### WRITTEN EXERCISE
Your task is to restate the data word for word.

### A block of data

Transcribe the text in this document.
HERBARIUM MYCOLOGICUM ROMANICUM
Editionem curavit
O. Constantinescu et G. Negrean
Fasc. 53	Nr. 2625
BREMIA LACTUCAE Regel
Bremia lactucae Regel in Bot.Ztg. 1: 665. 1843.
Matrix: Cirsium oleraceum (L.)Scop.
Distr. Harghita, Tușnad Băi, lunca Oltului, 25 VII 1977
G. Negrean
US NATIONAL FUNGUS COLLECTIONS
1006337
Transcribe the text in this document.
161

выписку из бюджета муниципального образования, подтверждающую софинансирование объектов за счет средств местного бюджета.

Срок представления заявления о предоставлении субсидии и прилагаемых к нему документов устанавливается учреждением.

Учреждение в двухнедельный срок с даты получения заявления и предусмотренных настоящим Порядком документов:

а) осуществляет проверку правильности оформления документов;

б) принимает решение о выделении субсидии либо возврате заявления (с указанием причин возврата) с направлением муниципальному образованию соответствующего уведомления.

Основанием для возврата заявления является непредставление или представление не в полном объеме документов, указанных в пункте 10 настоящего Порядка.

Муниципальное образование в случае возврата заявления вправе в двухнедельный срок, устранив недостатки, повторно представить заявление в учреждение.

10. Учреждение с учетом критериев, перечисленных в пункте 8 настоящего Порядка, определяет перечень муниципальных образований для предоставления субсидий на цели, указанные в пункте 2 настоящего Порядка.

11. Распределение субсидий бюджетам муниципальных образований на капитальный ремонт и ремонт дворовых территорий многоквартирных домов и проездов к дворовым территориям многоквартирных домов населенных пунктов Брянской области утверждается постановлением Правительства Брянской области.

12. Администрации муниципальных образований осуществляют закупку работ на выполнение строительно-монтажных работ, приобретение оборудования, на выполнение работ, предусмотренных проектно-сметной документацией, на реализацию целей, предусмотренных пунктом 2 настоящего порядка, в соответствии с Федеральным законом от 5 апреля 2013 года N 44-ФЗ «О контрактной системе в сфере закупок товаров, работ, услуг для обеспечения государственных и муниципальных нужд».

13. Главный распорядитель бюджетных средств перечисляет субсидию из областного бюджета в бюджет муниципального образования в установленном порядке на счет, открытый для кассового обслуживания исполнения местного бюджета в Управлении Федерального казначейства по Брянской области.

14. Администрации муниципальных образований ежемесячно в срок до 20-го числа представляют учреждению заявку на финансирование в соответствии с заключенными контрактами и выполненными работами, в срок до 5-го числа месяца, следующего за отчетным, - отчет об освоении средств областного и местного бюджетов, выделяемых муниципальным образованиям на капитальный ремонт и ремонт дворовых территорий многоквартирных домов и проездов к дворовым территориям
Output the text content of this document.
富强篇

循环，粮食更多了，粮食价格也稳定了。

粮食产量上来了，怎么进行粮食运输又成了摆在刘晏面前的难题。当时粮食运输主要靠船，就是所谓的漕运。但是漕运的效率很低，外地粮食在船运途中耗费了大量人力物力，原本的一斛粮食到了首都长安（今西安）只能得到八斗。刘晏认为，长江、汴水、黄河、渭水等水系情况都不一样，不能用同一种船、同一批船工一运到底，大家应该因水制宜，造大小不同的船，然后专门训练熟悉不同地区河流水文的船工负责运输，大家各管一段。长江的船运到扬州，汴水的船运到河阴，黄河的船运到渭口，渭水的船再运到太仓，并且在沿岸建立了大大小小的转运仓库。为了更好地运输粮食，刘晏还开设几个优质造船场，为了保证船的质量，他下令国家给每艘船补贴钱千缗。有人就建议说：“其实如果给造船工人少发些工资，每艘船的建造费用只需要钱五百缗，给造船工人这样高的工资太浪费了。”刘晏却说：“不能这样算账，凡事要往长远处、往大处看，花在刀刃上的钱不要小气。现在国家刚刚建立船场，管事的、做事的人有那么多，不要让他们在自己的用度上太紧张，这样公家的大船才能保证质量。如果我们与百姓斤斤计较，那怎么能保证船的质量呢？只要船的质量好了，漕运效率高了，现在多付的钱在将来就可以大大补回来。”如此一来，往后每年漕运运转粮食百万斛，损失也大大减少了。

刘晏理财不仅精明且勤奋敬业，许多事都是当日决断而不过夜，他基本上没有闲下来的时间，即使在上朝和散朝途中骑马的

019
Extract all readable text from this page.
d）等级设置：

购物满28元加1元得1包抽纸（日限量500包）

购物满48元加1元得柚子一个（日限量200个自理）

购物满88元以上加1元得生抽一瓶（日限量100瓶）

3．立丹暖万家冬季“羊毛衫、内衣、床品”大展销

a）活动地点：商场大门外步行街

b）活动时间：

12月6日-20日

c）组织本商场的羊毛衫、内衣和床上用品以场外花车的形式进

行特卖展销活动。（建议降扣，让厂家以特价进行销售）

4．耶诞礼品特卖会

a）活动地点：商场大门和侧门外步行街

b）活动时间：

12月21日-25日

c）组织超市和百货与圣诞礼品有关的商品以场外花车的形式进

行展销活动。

### EXPECTED ANSWER
Transcribe the text in this document.
HERBARIUM MYCOLOGICUM ROMANICUM
Editionem curavit
O. Constantinescu et G. Negrean
Fasc. 53	Nr. 2625
BREMIA LACTUCAE Regel
Bremia lactucae Regel in Bot.Ztg. 1: 665. 1843.
Matrix: Cirsium oleraceum (L.)Scop.
Distr. Harghita, Tușnad Băi, lunca Oltului, 25 VII 1977
G. Negrean
US NATIONAL FUNGUS COLLECTIONS
1006337
Transcribe the text in this document.
161

выписку из бюджета муниципального образования, подтверждающую софинансирование объектов за счет средств местного бюджета.

Срок представления заявления о предоставлении субсидии и прилагаемых к нему документов устанавливается учреждением.

Учреждение в двухнедельный срок с даты получения заявления и предусмотренных настоящим Порядком документов:

а) осуществляет проверку правильности оформления документов;

б) принимает решение о выделении субсидии либо возврате заявления (с указанием причин возврата) с направлением муниципальному образованию соответствующего уведомления.

Основанием для возврата заявления является непредставление или представление не в полном объеме документов, указанных в пункте 10 настоящего Порядка.

Муниципальное образование в случае возврата заявления вправе в двухнедельный срок, устранив недостатки, повторно представить заявление в учреждение.

10. Учреждение с учетом критериев, перечисленных в пункте 8 настоящего Порядка, определяет перечень муниципальных образований для предоставления субсидий на цели, указанные в пункте 2 настоящего Порядка.

11. Распределение субсидий бюджетам муниципальных образований на капитальный ремонт и ремонт дворовых территорий многоквартирных домов и проездов к дворовым территориям многоквартирных домов населенных пунктов Брянской области утверждается постановлением Правительства Брянской области.

12. Администрации муниципальных образований осуществляют закупку работ на выполнение строительно-монтажных работ, приобретение оборудования, на выполнение работ, предусмотренных проектно-сметной документацией, на реализацию целей, предусмотренных пунктом 2 настоящего порядка, в соответствии с Федеральным законом от 5 апреля 2013 года N 44-ФЗ «О контрактной системе в сфере закупок товаров, работ, услуг для обеспечения государственных и муниципальных нужд».

13. Главный распорядитель бюджетных средств перечисляет субсидию из областного бюджета в бюджет муниципального образования в установленном порядке на счет, открытый для кассового обслуживания исполнения местного бюджета в Управлении Федерального казначейства по Брянской области.

14. Администрации муниципальных образований ежемесячно в срок до 20-го числа представляют учреждению заявку на финансирование в соответствии с заключенными контрактами и выполненными работами, в срок до 5-го числа месяца, следующего за отчетным, - отчет об освоении средств областного и местного бюджетов, выделяемых муниципальным образованиям на капитальный ремонт и ремонт дворовых территорий многоквартирных домов и проездов к дворовым территориям
Output the text content of this document.
富强篇

循环，粮食更多了，粮食价格也稳定了。

粮食产量上来了，怎么进行粮食运输又成了摆在刘晏面前的难题。当时粮食运输主要靠船，就是所谓的漕运。但是漕运的效率很低，外地粮食在船运途中耗费了大量人力物力，原本的一斛粮食到了首都长安（今西安）只能得到八斗。刘晏认为，长江、汴水、黄河、渭水等水系情况都不一样，不能用同一种船、同一批船工一运到底，大家应该因水制宜，造大小不同的船，然后专门训练熟悉不同地区河流水文的船工负责运输，大家各管一段。长江的船运到扬州，汴水的船运到河阴，黄河的船运到渭口，渭水的船再运到太仓，并且在沿岸建立了大大小小的转运仓库。为了更好地运输粮食，刘晏还开设几个优质造船场，为了保证船的质量，他下令国家给每艘船补贴钱千缗。有人就建议说：“其实如果给造船工人少发些工资，每艘船的建造费用只需要钱五百缗，给造船工人这样高的工资太浪费了。”刘晏却说：“不能这样算账，凡事要往长远处、往大处看，花在刀刃上的钱不要小气。现在国家刚刚建立船场，管事的、做事的人有那么多，不要让他们在自己的用度上太紧张，这样公家的大船才能保证质量。如果我们与百姓斤斤计较，那怎么能保证船的质量呢？只要船的质量好了，漕运效率高了，现在多付的钱在将来就可以大大补回来。”如此一来，往后每年漕运运转粮食百万斛，损失也大大减少了。

刘晏理财不仅精明且勤奋敬业，许多事都是当日决断而不过夜，他基本上没有闲下来的时间，即使在上朝和散朝途中骑马的

019
Extract all readable text from this page.
d）等级设置：

购物满28元加1元得1包抽纸（日限量500包）

购物满48元加1元得柚子一个（日限量200个自理）

购物满88元以上加1元得生抽一瓶（日限量100瓶）

3．立丹暖万家冬季“羊毛衫、内衣、床品”大展销

a）活动地点：商场大门外步行街

b）活动时间：

12月6日-20日

c）组织本商场的羊毛衫、内衣和床上用品以场外花车的形式进

行特卖展销活动。（建议降扣，让厂家以特价进行销售）

4．耶诞礼品特卖会

a）活动地点：商场大门和侧门外步行街

b）活动时间：

12月21日-25日

c）组织超市和百货与圣诞礼品有关的商品以场外花车的形式进

行展销活动。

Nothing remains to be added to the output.